Task description
Revise the passage about the federal Budget, giving everything from "AI and humanoid" down to "and the planet." with "humanoid robots" replaced by "self-driving cars".

Source passage
==================================================
He’s only a kid but Barefoot Investor Scott Pape’s son had some choice words for Treasurer Jim Chalmers about the gaping holes in his budget.

Jim Chalmers’ budget was designed to ‘win an election’
The Australian Business Network

My 11-year-old son was in his jim jams reading Harry Potter.

“Get out of bed – I want you to watch the Budget with me”, I urged.

“What’s the Budget?” he said with a yawn.

“Hurry up, it’s starting now on Channel 2.”

“What’s Channel 2?” he asked innocently.

Kids these days.

Now, even though he’s still in primary school, I figured he’d be a good proxy for what the average Aussie thinks. (Then again, this week his school had ‘Maths Day’ and to celebrate he took it upon himself to cut his chicken sanga in the shape of pi, so maybe not.)

Anyway, with a few clicks he managed to find ABC streaming.

“Parliament House is like Hogwarts … just without the magic”, I joked.

To his credit he dutifully watched the young wizard (Jim Chalmers) try and cast his spell over voters.

When it was finally over and all the politicians were celebrating and slapping each other on the back, I switched off the TV and asked him what he thought.

“Well, he didn’t talk much about climate change and sustainability. And there also wasn’t much about artificial intelligence or robotics. I mean, clearly that’s the future”, he said.

Yes it is.

AI and humanoid robots are going to reshape the world more than the iPhone did.

Climate change is going to punch a hole through the economy and the planet.

And my son is going to live through the upheaval.

This will be his reality.

Yet you wouldn’t know it listening to Jim on Tuesday night.

He did the same old Ctrl-C, Ctrl-V trick that every Treasurer has been doing for decades:

Tax more.

Spend even more.

Treasurer Jim Chalmers and inset Barefoot Investor Scott Pape.
Treasurer Jim Chalmers and inset Barefoot Investor Scott Pape.

Cross your fingers and hope China keeps buying rocks.

Jim told us he’s thinking about the future – but what he really means is the next four weeks (leading to the election), not the next forty years.

Still, I was curious to find out if my little maths man had picked up on the numbers that Jimbo spat out.

“Did you catch how much the government debt is, mate?”

“Was it a billion?” he guessed.

“Ah, no. It’s set to hit $1 trillion dollars next year”, I said.

Silence.

“How many zeros are there in a trillion Dad?”

I actually wasn’t sure, so I got out my iPhone and asked ChatGPT.

“There are 12. Another way of thinking about it is that it’s one million million dollars”, I said.

“And do they have a plan on how they’re going to pay that money back?” he asked.

“Actually, no. In fact, they’re planning on adding to the debt over the next 10 years”, I said.

“Wow”, he said, in a way only an 11-year-old could.

And with that my little Harry Potter went off to bed.

Now it was a school night and I didn’t want to give him nightmares, so I avoided telling him the truth:

It’s highly likely he’ll spend the rest of his life paying off this debt.

Tread Your Own Path!

Cup of Coffee Tax Cut?

Hi Scott,

I’m a mum of two toddlers and watched the Budget hoping for something meaningful.

The tax cuts are fine, but $5 a week won’t stretch far with the way groceries and rent are going.

The Treasurer says we’ve turned a corner economically – is that really the case, or just pre-election spin?
==================================================
Given records
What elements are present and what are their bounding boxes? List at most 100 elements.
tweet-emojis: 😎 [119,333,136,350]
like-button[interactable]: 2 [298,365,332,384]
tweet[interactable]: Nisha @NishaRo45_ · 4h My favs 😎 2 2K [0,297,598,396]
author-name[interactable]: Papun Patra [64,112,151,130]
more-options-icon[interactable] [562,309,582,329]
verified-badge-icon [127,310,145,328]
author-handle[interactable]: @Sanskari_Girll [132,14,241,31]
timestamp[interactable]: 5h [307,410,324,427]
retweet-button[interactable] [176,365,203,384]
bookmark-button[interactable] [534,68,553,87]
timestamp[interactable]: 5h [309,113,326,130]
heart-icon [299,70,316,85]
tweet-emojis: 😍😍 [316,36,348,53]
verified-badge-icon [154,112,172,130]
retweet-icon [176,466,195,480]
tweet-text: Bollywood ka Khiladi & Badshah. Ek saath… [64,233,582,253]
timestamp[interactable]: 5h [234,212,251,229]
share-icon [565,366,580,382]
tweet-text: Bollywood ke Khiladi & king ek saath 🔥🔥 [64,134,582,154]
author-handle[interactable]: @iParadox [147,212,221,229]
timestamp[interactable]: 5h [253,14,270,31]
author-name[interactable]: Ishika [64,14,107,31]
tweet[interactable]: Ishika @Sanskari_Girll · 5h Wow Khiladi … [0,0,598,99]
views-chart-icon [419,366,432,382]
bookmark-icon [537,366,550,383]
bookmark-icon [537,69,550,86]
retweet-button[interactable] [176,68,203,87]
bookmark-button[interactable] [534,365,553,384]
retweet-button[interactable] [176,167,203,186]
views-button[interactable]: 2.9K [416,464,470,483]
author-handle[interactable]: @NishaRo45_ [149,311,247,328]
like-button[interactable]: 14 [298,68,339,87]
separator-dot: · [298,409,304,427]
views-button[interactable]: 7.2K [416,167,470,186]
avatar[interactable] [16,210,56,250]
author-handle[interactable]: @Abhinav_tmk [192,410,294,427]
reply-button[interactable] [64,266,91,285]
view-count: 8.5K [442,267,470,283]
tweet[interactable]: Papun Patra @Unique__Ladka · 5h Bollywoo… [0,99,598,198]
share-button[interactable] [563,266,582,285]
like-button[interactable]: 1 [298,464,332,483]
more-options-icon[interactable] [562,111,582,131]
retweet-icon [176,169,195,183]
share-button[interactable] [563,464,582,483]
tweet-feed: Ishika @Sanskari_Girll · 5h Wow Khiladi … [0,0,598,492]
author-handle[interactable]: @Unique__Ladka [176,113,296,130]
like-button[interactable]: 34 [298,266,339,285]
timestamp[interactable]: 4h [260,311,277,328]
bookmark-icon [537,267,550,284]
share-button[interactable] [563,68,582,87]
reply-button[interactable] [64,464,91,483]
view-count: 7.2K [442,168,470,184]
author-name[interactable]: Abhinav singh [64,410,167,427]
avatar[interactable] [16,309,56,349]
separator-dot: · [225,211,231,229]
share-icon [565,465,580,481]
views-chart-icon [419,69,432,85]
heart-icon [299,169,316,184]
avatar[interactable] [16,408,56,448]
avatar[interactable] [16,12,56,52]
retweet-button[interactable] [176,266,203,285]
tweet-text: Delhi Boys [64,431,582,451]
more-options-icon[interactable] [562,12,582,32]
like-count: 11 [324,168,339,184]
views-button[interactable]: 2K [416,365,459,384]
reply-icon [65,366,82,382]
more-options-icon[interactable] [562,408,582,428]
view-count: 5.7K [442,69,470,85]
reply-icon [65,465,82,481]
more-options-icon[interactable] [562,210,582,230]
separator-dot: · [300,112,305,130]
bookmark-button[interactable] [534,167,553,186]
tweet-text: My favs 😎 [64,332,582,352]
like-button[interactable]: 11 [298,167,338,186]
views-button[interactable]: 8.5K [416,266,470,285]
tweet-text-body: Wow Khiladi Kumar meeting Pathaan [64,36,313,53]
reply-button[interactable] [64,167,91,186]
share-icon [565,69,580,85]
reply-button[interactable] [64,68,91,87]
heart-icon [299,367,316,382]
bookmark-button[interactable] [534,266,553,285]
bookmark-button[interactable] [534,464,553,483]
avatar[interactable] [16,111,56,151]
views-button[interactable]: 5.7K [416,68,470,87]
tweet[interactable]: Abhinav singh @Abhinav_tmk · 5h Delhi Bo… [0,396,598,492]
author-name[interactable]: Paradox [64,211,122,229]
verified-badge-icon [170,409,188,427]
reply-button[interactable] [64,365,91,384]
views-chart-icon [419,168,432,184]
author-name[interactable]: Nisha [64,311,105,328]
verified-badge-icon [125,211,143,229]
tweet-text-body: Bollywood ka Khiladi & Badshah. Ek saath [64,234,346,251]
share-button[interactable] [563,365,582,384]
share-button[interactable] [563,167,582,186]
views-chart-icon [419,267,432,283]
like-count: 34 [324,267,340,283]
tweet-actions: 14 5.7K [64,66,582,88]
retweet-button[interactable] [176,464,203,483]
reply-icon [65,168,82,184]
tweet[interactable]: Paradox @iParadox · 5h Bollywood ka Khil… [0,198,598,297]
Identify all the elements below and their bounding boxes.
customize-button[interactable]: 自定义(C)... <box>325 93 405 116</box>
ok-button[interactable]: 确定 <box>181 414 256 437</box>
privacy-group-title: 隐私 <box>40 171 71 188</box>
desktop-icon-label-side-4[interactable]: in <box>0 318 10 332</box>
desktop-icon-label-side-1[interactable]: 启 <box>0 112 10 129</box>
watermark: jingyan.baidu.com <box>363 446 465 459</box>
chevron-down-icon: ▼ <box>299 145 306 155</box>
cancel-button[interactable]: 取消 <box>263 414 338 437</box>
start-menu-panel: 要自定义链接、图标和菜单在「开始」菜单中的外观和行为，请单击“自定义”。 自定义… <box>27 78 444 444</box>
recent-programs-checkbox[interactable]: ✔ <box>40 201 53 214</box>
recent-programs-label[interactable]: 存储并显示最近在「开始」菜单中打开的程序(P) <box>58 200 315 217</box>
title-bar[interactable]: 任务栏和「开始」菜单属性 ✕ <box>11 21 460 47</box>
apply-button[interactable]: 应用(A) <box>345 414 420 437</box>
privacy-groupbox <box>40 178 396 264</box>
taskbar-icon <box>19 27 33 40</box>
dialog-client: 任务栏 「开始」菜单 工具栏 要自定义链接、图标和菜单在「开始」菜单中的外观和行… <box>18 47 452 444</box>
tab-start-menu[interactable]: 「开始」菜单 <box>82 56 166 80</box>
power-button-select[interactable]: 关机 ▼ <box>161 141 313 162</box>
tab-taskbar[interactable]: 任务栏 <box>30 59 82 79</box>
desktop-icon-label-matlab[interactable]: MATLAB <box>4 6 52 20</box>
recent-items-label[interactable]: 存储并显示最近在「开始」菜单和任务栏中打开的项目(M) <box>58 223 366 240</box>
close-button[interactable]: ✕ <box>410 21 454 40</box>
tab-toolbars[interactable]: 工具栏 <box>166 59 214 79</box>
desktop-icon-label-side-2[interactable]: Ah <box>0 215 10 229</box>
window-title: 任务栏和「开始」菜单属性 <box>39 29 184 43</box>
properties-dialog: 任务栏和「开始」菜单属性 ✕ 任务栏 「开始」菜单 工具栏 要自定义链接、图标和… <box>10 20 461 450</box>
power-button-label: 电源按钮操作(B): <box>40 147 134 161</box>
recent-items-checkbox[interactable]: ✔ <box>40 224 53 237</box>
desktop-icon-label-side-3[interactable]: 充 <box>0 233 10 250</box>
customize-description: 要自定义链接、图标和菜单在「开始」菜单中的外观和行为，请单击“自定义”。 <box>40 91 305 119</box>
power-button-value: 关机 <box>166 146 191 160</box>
==================================================
Output for this task
AI and self-driving cars are going to reshape the world more than the iPhone did.

Climate change is going to punch a hole through the economy and the planet.